* Input rows:
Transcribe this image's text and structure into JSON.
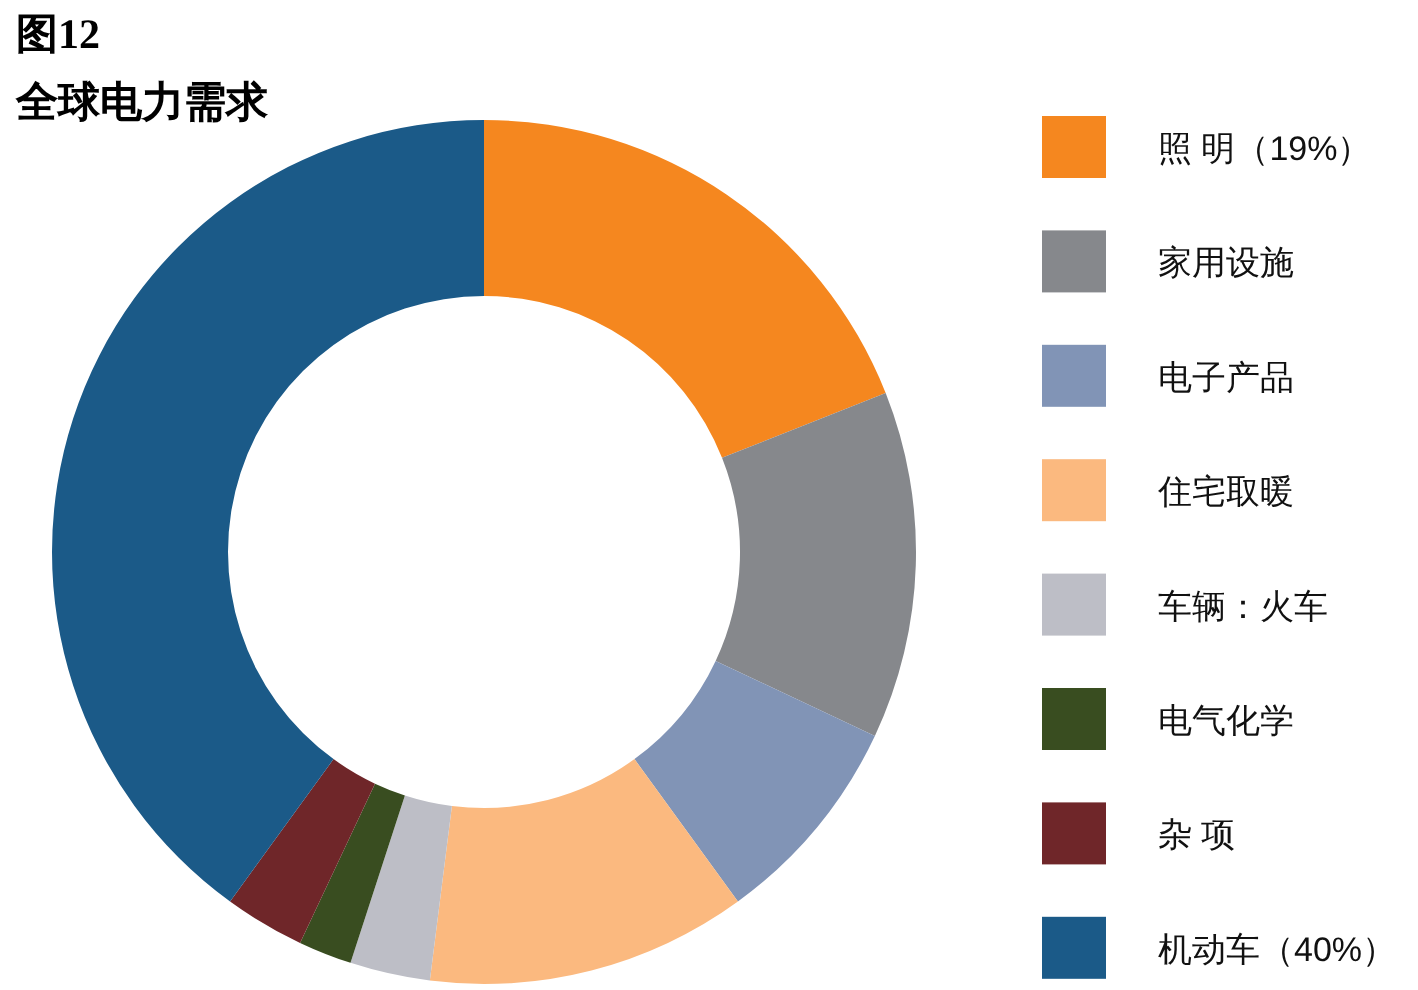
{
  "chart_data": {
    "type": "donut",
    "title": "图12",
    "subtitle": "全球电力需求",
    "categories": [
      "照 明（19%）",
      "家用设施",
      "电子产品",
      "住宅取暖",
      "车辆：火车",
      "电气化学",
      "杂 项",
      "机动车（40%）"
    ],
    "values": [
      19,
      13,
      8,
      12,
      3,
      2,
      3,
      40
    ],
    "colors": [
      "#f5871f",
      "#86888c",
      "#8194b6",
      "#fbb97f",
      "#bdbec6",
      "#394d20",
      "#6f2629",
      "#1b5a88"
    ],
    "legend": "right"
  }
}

* Exercise prompt:
Please write out all of the material above without changing a word, and omit any pictures.

* Exercise response:
Transcribe this image's text and structure into JSON.
{
  "chart_data": {
    "type": "donut",
    "title": "图12",
    "subtitle": "全球电力需求",
    "categories": [
      "照 明（19%）",
      "家用设施",
      "电子产品",
      "住宅取暖",
      "车辆：火车",
      "电气化学",
      "杂 项",
      "机动车（40%）"
    ],
    "values": [
      19,
      13,
      8,
      12,
      3,
      2,
      3,
      40
    ],
    "colors": [
      "#f5871f",
      "#86888c",
      "#8194b6",
      "#fbb97f",
      "#bdbec6",
      "#394d20",
      "#6f2629",
      "#1b5a88"
    ],
    "legend": "right"
  }
}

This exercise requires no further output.